## Begin Provided information

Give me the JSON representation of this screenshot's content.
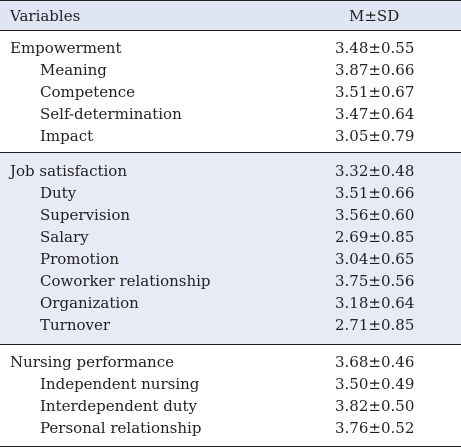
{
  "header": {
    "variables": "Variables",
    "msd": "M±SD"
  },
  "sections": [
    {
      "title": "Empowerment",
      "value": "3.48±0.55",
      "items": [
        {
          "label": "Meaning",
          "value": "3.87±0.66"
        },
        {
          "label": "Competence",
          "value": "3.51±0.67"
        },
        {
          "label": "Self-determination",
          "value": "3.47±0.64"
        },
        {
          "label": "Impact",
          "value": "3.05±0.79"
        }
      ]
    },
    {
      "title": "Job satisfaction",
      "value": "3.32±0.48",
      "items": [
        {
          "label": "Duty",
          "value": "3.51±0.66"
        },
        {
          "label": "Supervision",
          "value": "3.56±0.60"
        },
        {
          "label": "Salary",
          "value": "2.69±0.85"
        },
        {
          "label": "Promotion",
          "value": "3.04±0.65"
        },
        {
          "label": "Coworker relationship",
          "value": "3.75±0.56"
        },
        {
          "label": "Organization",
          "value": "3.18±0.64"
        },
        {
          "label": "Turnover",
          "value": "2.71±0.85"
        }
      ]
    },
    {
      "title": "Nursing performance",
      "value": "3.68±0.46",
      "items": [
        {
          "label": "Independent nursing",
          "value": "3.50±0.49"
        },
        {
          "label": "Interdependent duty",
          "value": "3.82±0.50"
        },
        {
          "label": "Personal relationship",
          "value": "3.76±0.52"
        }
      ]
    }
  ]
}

## End Provided information

▶ **Work to be completed**:
Exclude the images, then output the data above word for word.

▶ **Finished exercise**:
Give me the JSON representation of this screenshot's content.
{
  "header": {
    "variables": "Variables",
    "msd": "M±SD"
  },
  "sections": [
    {
      "title": "Empowerment",
      "value": "3.48±0.55",
      "items": [
        {
          "label": "Meaning",
          "value": "3.87±0.66"
        },
        {
          "label": "Competence",
          "value": "3.51±0.67"
        },
        {
          "label": "Self-determination",
          "value": "3.47±0.64"
        },
        {
          "label": "Impact",
          "value": "3.05±0.79"
        }
      ]
    },
    {
      "title": "Job satisfaction",
      "value": "3.32±0.48",
      "items": [
        {
          "label": "Duty",
          "value": "3.51±0.66"
        },
        {
          "label": "Supervision",
          "value": "3.56±0.60"
        },
        {
          "label": "Salary",
          "value": "2.69±0.85"
        },
        {
          "label": "Promotion",
          "value": "3.04±0.65"
        },
        {
          "label": "Coworker relationship",
          "value": "3.75±0.56"
        },
        {
          "label": "Organization",
          "value": "3.18±0.64"
        },
        {
          "label": "Turnover",
          "value": "2.71±0.85"
        }
      ]
    },
    {
      "title": "Nursing performance",
      "value": "3.68±0.46",
      "items": [
        {
          "label": "Independent nursing",
          "value": "3.50±0.49"
        },
        {
          "label": "Interdependent duty",
          "value": "3.82±0.50"
        },
        {
          "label": "Personal relationship",
          "value": "3.76±0.52"
        }
      ]
    }
  ]
}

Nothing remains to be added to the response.